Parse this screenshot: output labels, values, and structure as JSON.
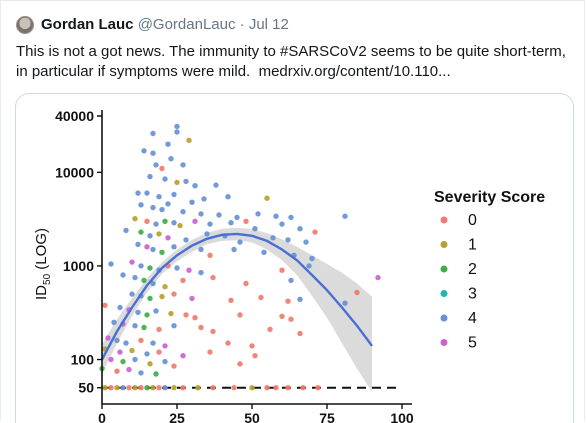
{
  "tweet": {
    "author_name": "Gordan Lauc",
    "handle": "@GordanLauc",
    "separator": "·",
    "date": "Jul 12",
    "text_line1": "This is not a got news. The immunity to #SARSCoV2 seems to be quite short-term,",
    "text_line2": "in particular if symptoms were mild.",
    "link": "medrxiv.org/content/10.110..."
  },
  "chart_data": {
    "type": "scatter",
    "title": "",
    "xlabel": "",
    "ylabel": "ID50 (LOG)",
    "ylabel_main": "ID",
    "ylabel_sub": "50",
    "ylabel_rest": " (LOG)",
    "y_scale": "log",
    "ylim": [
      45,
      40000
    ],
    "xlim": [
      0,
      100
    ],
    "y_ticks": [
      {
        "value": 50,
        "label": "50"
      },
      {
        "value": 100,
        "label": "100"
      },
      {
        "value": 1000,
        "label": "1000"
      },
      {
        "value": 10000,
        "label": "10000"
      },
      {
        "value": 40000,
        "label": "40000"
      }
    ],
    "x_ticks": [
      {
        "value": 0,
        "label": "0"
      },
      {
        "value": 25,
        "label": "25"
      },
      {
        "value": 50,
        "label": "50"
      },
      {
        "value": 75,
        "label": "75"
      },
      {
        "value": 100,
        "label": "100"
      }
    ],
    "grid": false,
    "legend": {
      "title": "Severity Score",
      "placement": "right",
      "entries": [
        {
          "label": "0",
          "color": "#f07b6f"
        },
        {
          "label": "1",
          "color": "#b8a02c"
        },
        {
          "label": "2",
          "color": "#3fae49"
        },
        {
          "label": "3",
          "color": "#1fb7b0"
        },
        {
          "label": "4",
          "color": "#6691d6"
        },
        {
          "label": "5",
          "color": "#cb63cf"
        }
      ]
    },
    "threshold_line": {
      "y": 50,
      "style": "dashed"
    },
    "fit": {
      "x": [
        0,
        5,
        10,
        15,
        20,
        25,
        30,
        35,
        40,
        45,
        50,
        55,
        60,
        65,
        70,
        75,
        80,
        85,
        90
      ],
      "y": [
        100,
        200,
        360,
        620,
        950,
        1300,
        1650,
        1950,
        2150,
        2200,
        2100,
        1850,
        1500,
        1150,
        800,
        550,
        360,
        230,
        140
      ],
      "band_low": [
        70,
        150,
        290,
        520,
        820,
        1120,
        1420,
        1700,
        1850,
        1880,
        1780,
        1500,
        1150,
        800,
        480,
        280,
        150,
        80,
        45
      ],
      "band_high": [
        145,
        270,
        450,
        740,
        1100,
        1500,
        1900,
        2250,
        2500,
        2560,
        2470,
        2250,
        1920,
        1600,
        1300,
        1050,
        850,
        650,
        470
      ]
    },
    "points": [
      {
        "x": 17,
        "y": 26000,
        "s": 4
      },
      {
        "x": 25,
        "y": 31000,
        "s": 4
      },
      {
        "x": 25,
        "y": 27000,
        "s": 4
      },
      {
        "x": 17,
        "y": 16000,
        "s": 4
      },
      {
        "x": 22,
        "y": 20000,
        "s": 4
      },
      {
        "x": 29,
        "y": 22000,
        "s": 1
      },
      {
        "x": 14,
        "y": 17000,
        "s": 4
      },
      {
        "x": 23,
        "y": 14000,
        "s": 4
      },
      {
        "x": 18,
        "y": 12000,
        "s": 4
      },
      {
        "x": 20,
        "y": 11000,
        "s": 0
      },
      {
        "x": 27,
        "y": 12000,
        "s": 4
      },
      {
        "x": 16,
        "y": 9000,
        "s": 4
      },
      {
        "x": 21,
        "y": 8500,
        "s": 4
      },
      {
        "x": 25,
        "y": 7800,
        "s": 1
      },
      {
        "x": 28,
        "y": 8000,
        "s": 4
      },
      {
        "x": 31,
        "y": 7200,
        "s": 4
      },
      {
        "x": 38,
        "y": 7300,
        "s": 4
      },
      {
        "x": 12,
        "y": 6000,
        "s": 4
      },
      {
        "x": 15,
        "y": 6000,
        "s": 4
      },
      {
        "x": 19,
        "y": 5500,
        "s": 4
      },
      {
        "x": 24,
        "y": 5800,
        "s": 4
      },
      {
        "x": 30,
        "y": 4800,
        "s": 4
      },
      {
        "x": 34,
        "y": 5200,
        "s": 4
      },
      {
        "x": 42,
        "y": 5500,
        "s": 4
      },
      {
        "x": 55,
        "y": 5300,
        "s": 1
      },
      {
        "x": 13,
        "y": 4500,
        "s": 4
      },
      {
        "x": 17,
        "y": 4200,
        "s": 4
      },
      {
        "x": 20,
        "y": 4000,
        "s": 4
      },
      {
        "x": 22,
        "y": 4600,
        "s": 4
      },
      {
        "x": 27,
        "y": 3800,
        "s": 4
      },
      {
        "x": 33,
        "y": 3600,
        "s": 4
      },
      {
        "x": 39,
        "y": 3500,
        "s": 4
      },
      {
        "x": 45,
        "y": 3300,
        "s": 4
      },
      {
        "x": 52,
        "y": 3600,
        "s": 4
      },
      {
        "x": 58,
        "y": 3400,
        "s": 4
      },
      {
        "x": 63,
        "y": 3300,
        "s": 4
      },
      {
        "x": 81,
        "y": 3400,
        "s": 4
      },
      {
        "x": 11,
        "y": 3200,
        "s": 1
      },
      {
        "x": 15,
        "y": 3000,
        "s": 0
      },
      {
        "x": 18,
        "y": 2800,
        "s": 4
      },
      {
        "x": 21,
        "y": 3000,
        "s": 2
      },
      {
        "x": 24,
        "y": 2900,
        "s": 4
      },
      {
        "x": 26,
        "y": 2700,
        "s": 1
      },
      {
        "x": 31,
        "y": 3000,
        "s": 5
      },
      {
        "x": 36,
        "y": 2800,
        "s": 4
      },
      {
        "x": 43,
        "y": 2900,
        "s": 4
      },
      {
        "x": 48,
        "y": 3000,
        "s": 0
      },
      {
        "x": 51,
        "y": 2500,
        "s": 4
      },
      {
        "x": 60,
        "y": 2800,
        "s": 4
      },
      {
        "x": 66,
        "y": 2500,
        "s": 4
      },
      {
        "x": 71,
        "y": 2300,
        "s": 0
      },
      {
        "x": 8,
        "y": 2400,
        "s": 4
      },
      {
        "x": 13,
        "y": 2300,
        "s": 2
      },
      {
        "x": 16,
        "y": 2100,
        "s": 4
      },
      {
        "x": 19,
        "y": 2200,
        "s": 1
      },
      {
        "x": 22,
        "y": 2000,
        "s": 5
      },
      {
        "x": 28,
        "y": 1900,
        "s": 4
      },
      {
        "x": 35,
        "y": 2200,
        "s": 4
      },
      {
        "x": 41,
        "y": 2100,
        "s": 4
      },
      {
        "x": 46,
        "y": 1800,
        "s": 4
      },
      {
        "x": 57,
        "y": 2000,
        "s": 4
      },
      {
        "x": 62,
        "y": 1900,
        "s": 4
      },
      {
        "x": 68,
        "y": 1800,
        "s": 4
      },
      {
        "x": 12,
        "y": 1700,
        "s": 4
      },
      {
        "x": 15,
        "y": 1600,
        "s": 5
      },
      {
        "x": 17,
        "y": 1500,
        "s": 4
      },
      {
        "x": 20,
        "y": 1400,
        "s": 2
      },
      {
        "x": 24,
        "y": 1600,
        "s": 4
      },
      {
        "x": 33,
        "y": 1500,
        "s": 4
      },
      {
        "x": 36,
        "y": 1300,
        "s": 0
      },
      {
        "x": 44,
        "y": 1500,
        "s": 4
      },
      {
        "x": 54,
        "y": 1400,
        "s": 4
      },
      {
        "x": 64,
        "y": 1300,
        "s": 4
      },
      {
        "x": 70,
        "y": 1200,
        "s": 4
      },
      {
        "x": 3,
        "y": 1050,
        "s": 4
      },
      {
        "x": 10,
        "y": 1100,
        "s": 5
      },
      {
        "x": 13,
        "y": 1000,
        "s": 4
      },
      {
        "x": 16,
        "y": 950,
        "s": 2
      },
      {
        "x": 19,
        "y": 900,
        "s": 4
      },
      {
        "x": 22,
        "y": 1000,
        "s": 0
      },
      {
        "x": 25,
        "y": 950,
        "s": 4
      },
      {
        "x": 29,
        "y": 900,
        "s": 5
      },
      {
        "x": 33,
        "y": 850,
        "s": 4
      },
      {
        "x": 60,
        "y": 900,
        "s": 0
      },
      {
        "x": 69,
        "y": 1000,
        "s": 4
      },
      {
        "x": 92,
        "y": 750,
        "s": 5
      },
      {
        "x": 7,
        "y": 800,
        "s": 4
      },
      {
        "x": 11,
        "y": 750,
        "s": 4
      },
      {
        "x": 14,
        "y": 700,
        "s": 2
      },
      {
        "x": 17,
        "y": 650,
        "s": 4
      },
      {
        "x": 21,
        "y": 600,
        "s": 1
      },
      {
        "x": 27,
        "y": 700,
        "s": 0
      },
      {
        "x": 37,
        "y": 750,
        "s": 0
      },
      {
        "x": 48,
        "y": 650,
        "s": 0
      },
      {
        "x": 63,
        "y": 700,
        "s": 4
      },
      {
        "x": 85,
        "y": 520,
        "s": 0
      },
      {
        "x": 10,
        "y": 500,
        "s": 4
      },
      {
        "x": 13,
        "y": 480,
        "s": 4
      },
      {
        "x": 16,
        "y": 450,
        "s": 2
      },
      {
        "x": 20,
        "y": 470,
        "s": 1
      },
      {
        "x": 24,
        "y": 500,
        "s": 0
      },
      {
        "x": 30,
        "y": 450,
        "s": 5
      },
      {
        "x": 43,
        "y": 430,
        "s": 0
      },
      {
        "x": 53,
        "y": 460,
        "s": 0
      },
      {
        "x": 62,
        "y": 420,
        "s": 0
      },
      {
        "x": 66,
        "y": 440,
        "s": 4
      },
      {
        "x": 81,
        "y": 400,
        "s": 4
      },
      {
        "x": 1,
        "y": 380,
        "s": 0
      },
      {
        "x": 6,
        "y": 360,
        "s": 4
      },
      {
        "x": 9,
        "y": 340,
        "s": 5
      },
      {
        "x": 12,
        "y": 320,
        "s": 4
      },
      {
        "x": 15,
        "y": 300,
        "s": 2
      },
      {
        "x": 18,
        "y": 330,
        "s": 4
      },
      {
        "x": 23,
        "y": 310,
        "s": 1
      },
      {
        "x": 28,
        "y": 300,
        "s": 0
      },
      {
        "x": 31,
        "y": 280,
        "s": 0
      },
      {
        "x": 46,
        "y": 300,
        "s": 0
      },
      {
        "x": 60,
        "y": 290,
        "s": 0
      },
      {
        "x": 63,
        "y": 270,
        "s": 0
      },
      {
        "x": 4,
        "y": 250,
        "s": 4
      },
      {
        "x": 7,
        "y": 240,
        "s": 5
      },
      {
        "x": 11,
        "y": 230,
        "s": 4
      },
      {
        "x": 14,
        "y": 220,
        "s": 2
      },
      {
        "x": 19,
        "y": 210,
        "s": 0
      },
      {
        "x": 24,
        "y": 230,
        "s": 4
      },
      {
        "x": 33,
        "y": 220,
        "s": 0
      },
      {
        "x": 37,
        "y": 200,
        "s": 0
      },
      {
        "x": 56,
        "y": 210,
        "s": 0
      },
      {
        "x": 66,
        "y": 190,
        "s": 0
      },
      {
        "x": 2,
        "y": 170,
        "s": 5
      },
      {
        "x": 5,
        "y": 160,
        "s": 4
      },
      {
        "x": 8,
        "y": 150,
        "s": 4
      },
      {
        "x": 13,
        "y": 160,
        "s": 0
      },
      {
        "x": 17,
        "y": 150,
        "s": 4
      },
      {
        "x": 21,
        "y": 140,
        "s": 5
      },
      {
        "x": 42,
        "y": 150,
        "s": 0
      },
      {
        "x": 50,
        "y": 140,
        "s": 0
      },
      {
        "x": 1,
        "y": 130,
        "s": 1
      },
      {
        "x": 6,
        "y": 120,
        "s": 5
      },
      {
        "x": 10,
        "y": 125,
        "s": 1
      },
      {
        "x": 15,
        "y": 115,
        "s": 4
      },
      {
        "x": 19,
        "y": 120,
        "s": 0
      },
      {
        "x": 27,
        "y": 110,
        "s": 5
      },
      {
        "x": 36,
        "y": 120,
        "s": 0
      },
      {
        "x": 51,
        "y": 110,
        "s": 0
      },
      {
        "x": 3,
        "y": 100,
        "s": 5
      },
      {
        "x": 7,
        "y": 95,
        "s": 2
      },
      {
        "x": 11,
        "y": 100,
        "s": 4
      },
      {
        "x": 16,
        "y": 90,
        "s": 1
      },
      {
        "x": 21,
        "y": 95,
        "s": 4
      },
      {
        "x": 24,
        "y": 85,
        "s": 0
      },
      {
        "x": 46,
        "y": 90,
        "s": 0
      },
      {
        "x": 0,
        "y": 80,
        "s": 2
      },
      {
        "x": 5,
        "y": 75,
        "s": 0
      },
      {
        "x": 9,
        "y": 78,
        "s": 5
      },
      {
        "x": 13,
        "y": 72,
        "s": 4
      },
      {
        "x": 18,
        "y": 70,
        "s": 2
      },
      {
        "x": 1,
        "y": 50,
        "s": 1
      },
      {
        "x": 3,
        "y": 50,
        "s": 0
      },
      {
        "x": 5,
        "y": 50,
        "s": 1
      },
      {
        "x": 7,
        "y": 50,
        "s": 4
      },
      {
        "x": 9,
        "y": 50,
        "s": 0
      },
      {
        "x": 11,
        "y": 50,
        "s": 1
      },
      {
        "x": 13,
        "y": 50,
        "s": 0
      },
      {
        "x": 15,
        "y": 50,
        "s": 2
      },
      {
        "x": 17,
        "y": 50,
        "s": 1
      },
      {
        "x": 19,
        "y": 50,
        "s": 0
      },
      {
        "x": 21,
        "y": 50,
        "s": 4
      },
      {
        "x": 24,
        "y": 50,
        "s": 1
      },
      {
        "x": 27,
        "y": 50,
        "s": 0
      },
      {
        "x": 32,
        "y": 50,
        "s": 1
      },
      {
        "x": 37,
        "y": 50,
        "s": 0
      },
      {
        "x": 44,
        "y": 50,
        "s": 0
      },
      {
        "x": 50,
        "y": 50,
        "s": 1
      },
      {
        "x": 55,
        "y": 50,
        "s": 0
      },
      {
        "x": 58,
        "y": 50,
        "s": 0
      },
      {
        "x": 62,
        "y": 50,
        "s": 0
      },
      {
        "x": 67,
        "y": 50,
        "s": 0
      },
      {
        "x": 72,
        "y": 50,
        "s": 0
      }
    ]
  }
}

^^^^^^^^

_GOAL_:
Go through the material and copy out every line with "color" in it.

_CORRECT ANSWER_:
          "color": "#f07b6f"
          "color": "#b8a02c"
          "color": "#3fae49"
          "color": "#1fb7b0"
          "color": "#6691d6"
          "color": "#cb63cf"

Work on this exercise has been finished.